## Data entries
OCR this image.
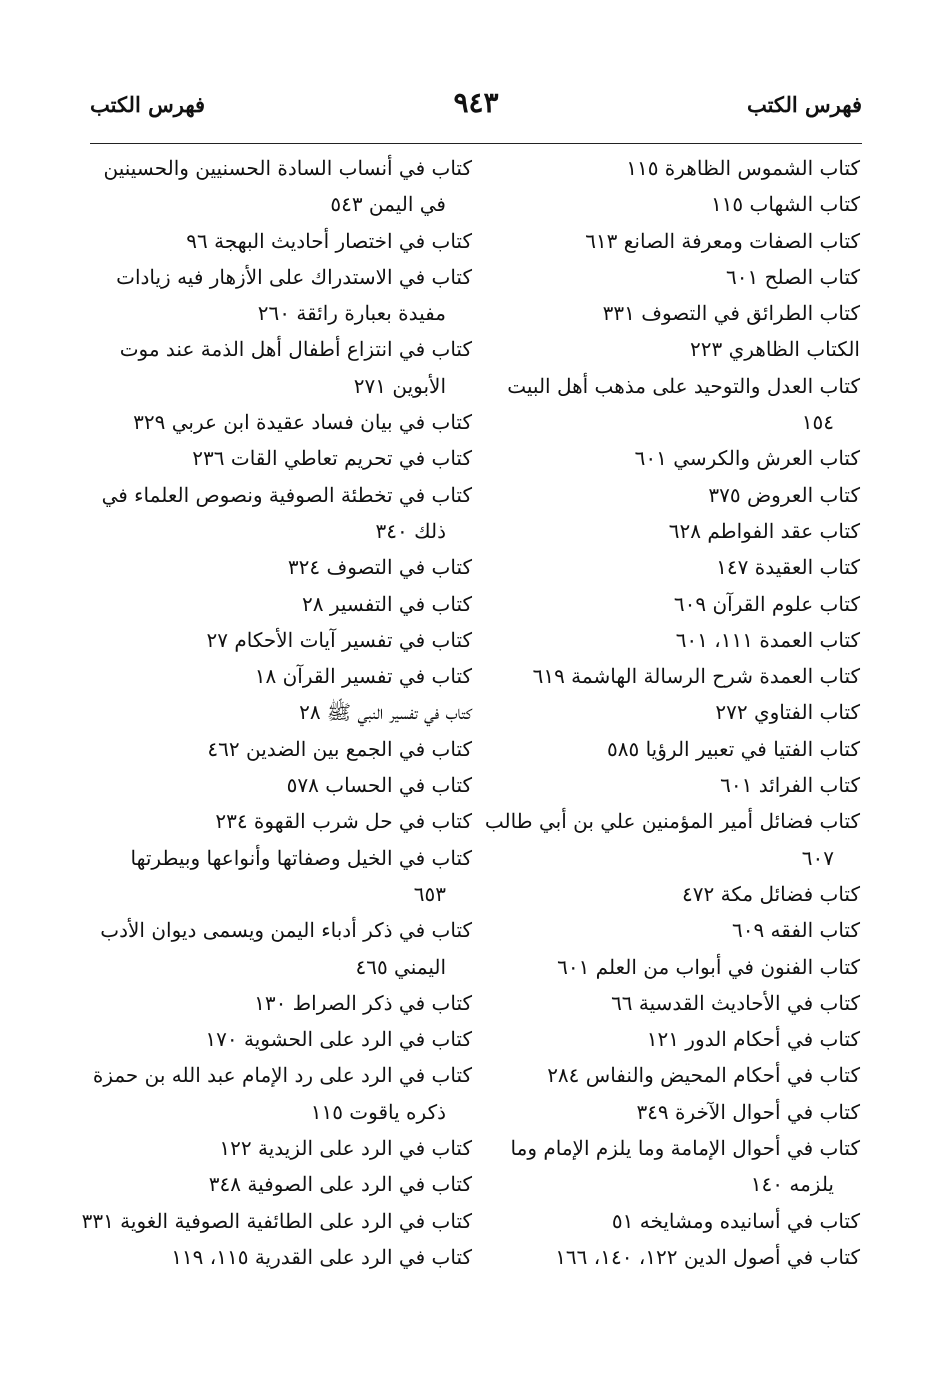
فهرس الكتب
٩٤٣
فهرس الكتب
كتاب الشموس الظاهرة ١١٥
كتاب الشهاب ١١٥
كتاب الصفات ومعرفة الصانع ٦١٣
كتاب الصلح ٦٠١
كتاب الطرائق في التصوف ٣٣١
الكتاب الظاهري ٢٢٣
كتاب العدل والتوحيد على مذهب أهل البيت
١٥٤
كتاب العرش والكرسي ٦٠١
كتاب العروض ٣٧٥
كتاب عقد الفواطم ٦٢٨
كتاب العقيدة ١٤٧
كتاب علوم القرآن ٦٠٩
كتاب العمدة ١١١، ٦٠١
كتاب العمدة شرح الرسالة الهاشمة ٦١٩
كتاب الفتاوي ٢٧٢
كتاب الفتيا في تعبير الرؤيا ٥٨٥
كتاب الفرائد ٦٠١
كتاب فضائل أمير المؤمنين علي بن أبي طالب
٦٠٧
كتاب فضائل مكة ٤٧٢
كتاب الفقه ٦٠٩
كتاب الفنون في أبواب من العلم ٦٠١
كتاب في الأحاديث القدسية ٦٦
كتاب في أحكام الدور ١٢١
كتاب في أحكام المحيض والنفاس ٢٨٤
كتاب في أحوال الآخرة ٣٤٩
كتاب في أحوال الإمامة وما يلزم الإمام وما
يلزمه ١٤٠
كتاب في أسانيده ومشايخه ٥١
كتاب في أصول الدين ١٢٢، ١٤٠، ١٦٦
كتاب في أنساب السادة الحسنيين والحسينين
في اليمن ٥٤٣
كتاب في اختصار أحاديث البهجة ٩٦
كتاب في الاستدراك على الأزهار فيه زيادات
مفيدة بعبارة رائقة ٢٦٠
كتاب في انتزاع أطفال أهل الذمة عند موت
الأبوين ٢٧١
كتاب في بيان فساد عقيدة ابن عربي ٣٢٩
كتاب في تحريم تعاطي القات ٢٣٦
كتاب في تخطئة الصوفية ونصوص العلماء في
ذلك ٣٤٠
كتاب في التصوف ٣٢٤
كتاب في التفسير ٢٨
كتاب في تفسير آيات الأحكام ٢٧
كتاب في تفسير القرآن ١٨
كتاب في تفسير النبي ﷺ ٢٨
كتاب في الجمع بين الضدين ٤٦٢
كتاب في الحساب ٥٧٨
كتاب في حل شرب القهوة ٢٣٤
كتاب في الخيل وصفاتها وأنواعها وبيطرتها
٦٥٣
كتاب في ذكر أدباء اليمن ويسمى ديوان الأدب
اليمني ٤٦٥
كتاب في ذكر الصراط ١٣٠
كتاب في الرد على الحشوية ١٧٠
كتاب في الرد على رد الإمام عبد الله بن حمزة
ذكره ياقوت ١١٥
كتاب في الرد على الزيدية ١٢٢
كتاب في الرد على الصوفية ٣٤٨
كتاب في الرد على الطائفية الصوفية الغوية ٣٣١
كتاب في الرد على القدرية ١١٥، ١١٩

## Task details
Make an exact copy of the data above, pictures excluded.

## Written answer
OCR this image.
فهرس الكتب
٩٤٣
فهرس الكتب
كتاب الشموس الظاهرة ١١٥
كتاب الشهاب ١١٥
كتاب الصفات ومعرفة الصانع ٦١٣
كتاب الصلح ٦٠١
كتاب الطرائق في التصوف ٣٣١
الكتاب الظاهري ٢٢٣
كتاب العدل والتوحيد على مذهب أهل البيت
١٥٤
كتاب العرش والكرسي ٦٠١
كتاب العروض ٣٧٥
كتاب عقد الفواطم ٦٢٨
كتاب العقيدة ١٤٧
كتاب علوم القرآن ٦٠٩
كتاب العمدة ١١١، ٦٠١
كتاب العمدة شرح الرسالة الهاشمة ٦١٩
كتاب الفتاوي ٢٧٢
كتاب الفتيا في تعبير الرؤيا ٥٨٥
كتاب الفرائد ٦٠١
كتاب فضائل أمير المؤمنين علي بن أبي طالب
٦٠٧
كتاب فضائل مكة ٤٧٢
كتاب الفقه ٦٠٩
كتاب الفنون في أبواب من العلم ٦٠١
كتاب في الأحاديث القدسية ٦٦
كتاب في أحكام الدور ١٢١
كتاب في أحكام المحيض والنفاس ٢٨٤
كتاب في أحوال الآخرة ٣٤٩
كتاب في أحوال الإمامة وما يلزم الإمام وما
يلزمه ١٤٠
كتاب في أسانيده ومشايخه ٥١
كتاب في أصول الدين ١٢٢، ١٤٠، ١٦٦
كتاب في أنساب السادة الحسنيين والحسينين
في اليمن ٥٤٣
كتاب في اختصار أحاديث البهجة ٩٦
كتاب في الاستدراك على الأزهار فيه زيادات
مفيدة بعبارة رائقة ٢٦٠
كتاب في انتزاع أطفال أهل الذمة عند موت
الأبوين ٢٧١
كتاب في بيان فساد عقيدة ابن عربي ٣٢٩
كتاب في تحريم تعاطي القات ٢٣٦
كتاب في تخطئة الصوفية ونصوص العلماء في
ذلك ٣٤٠
كتاب في التصوف ٣٢٤
كتاب في التفسير ٢٨
كتاب في تفسير آيات الأحكام ٢٧
كتاب في تفسير القرآن ١٨
كتاب في تفسير النبي ﷺ ٢٨
كتاب في الجمع بين الضدين ٤٦٢
كتاب في الحساب ٥٧٨
كتاب في حل شرب القهوة ٢٣٤
كتاب في الخيل وصفاتها وأنواعها وبيطرتها
٦٥٣
كتاب في ذكر أدباء اليمن ويسمى ديوان الأدب
اليمني ٤٦٥
كتاب في ذكر الصراط ١٣٠
كتاب في الرد على الحشوية ١٧٠
كتاب في الرد على رد الإمام عبد الله بن حمزة
ذكره ياقوت ١١٥
كتاب في الرد على الزيدية ١٢٢
كتاب في الرد على الصوفية ٣٤٨
كتاب في الرد على الطائفية الصوفية الغوية ٣٣١
كتاب في الرد على القدرية ١١٥، ١١٩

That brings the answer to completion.